# DATA SECTION start
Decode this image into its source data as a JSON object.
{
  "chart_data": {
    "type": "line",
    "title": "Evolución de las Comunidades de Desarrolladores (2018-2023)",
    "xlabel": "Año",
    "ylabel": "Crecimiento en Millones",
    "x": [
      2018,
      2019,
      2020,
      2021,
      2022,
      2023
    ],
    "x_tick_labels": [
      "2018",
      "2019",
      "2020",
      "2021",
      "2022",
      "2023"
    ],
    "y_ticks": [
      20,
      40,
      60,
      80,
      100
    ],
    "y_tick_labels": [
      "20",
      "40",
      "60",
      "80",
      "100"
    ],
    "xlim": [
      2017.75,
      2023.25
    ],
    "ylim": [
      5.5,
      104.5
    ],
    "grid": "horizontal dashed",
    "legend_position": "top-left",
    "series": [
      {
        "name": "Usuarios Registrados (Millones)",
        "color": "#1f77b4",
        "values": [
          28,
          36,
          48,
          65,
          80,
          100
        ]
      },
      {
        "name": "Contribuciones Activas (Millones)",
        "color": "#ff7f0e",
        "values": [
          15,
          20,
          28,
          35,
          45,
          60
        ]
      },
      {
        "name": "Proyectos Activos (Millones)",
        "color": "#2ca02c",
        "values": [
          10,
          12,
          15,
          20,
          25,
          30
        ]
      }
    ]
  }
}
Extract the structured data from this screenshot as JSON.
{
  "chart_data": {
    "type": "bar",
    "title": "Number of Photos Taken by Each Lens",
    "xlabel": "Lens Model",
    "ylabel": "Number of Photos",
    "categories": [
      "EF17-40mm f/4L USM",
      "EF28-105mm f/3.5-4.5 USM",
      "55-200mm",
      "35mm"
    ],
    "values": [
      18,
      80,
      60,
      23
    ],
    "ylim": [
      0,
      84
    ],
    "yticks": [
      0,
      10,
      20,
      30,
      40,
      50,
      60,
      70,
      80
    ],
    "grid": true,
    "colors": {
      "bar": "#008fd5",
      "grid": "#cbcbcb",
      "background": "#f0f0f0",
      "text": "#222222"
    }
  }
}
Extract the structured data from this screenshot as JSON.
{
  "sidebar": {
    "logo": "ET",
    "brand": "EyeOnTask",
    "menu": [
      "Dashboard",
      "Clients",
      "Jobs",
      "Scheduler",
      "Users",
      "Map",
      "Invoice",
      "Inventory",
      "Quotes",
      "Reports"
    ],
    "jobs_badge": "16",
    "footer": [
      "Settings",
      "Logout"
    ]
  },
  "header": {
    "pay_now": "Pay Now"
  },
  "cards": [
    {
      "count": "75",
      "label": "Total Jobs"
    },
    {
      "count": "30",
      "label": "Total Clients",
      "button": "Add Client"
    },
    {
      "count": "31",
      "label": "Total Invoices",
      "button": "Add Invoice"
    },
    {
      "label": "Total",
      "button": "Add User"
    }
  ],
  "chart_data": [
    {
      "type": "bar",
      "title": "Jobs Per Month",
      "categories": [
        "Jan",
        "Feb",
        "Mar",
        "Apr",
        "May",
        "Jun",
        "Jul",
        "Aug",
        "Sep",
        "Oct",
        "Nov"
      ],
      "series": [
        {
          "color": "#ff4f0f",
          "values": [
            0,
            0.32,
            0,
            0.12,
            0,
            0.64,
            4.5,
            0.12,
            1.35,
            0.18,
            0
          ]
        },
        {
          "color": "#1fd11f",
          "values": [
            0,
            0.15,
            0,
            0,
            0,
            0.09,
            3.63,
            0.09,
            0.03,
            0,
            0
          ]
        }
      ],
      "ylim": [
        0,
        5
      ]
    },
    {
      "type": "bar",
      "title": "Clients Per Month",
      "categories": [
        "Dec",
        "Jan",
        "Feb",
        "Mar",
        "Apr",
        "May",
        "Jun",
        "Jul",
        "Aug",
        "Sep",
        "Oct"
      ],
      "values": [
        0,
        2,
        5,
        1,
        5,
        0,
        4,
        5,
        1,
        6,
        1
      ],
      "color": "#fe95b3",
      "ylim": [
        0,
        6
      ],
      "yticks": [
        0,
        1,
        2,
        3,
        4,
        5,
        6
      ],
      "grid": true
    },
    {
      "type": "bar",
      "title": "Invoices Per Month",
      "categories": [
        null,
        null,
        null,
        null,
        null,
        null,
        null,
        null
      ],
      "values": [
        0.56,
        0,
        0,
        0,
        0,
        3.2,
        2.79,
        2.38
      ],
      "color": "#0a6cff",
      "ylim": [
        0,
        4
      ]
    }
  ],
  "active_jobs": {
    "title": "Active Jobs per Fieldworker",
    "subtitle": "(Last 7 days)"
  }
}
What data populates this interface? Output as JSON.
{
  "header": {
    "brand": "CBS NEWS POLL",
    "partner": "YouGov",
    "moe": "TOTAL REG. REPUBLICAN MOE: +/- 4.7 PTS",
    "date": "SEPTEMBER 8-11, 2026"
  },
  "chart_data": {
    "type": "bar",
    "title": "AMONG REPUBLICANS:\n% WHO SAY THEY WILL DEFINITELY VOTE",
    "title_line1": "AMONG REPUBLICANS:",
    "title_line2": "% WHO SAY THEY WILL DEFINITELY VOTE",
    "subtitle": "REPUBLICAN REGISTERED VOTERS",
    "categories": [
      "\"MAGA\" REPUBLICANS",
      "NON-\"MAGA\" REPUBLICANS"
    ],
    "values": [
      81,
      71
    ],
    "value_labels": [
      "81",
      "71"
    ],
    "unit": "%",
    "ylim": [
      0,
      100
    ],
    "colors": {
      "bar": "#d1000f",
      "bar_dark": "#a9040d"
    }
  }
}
# DATA SECTION end
→ **WHAT TO DO**
From the data above, copy each line that holds "MAGA".

→ **CORRECT RESULT**
      "\"MAGA\" REPUBLICANS",
      "NON-\"MAGA\" REPUBLICANS"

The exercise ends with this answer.